● Description of the task
Copy out the lines that have "INTERVAL" in them.

Figure contents as structured data
- - - -

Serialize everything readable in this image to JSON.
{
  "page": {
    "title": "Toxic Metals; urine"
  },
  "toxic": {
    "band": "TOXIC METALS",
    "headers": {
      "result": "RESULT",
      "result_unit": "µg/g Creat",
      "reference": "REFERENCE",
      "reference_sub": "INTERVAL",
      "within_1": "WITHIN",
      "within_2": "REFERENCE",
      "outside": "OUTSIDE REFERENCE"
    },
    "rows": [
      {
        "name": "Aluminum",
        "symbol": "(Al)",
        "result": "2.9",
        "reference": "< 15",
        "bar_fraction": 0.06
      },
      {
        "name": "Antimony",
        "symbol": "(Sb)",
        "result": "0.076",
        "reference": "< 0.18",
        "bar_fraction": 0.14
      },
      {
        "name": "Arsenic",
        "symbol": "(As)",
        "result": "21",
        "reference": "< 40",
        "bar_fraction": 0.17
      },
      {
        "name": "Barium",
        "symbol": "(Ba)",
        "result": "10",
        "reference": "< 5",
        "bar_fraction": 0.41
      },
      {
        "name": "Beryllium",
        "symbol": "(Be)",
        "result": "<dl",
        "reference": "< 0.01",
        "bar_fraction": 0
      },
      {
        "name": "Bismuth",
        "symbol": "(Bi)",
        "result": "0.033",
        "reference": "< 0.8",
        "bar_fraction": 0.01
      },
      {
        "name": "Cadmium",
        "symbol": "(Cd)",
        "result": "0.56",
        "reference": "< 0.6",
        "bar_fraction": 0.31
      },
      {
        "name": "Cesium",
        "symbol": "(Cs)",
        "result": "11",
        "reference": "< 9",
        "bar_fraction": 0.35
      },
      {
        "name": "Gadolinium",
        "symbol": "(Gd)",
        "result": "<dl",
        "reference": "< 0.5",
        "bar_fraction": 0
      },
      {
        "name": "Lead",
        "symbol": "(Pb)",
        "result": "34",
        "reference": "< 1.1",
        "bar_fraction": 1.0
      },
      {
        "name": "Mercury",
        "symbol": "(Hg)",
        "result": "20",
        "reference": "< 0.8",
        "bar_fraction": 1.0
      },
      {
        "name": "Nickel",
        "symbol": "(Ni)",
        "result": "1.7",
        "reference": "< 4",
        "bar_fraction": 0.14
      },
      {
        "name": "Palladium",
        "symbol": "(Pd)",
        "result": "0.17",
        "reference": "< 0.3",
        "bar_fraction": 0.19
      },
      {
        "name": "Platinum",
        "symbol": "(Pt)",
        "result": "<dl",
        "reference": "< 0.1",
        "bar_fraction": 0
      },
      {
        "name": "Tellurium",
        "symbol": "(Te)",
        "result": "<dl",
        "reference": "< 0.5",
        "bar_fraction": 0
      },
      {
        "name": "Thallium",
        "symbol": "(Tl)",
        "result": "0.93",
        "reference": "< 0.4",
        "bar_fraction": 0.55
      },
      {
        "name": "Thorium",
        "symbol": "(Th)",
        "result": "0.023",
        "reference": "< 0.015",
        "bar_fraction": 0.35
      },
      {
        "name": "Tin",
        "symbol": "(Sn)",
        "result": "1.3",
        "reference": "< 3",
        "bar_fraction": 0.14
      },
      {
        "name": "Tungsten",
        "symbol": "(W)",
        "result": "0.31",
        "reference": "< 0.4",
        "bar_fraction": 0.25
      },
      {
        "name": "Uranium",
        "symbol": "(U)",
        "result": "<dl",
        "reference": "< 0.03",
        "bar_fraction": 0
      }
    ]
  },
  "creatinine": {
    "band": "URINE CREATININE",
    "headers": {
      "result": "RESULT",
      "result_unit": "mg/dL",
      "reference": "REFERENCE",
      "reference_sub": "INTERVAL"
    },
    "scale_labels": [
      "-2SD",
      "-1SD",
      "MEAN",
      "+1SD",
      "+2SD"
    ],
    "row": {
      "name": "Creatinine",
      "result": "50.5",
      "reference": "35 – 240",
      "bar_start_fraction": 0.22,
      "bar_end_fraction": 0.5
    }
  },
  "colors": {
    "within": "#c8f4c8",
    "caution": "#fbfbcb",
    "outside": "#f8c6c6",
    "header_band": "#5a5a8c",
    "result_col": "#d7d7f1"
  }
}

- - - -

● The result
      "reference_sub": "INTERVAL",
      "reference_sub": "INTERVAL"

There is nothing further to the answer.